** Start of RECORDS FOR THIS EXERCISE **
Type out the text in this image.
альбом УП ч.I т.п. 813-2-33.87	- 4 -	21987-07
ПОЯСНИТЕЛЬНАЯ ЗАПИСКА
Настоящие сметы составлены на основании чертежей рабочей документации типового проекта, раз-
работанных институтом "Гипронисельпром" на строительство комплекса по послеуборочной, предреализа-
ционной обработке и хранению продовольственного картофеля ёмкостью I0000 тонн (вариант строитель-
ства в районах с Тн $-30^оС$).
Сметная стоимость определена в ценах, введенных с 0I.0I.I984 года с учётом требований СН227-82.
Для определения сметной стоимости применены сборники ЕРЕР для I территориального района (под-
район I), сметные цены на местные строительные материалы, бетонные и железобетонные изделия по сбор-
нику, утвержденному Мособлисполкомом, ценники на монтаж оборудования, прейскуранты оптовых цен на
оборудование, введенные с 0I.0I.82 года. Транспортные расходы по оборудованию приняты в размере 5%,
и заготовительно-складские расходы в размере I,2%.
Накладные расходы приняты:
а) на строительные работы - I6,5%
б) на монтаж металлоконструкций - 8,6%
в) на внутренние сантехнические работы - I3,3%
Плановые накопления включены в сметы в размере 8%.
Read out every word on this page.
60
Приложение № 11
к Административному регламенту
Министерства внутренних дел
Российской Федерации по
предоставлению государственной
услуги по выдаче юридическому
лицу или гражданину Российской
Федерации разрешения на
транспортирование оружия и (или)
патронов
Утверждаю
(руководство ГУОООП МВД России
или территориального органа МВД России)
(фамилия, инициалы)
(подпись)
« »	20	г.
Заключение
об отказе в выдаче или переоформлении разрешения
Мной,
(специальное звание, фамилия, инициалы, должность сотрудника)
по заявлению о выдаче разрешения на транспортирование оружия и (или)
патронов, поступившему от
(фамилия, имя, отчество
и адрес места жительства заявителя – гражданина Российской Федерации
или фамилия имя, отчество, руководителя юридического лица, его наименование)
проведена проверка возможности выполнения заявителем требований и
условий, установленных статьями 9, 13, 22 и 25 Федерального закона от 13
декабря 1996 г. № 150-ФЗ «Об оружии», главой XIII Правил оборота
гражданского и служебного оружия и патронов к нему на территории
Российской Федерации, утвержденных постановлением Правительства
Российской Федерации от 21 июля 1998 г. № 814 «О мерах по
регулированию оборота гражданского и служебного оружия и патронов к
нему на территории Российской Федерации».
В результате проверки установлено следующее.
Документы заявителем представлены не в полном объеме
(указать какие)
** End of RECORDS FOR THIS EXERCISE **
THE TASK:
Find all lines with "фамилия" in them and copy each one.

COMPLETE OUTPUT:
(фамилия, инициалы)
(специальное звание, фамилия, инициалы, должность сотрудника)
(фамилия, имя, отчество
или фамилия имя, отчество, руководителя юридического лица, его наименование)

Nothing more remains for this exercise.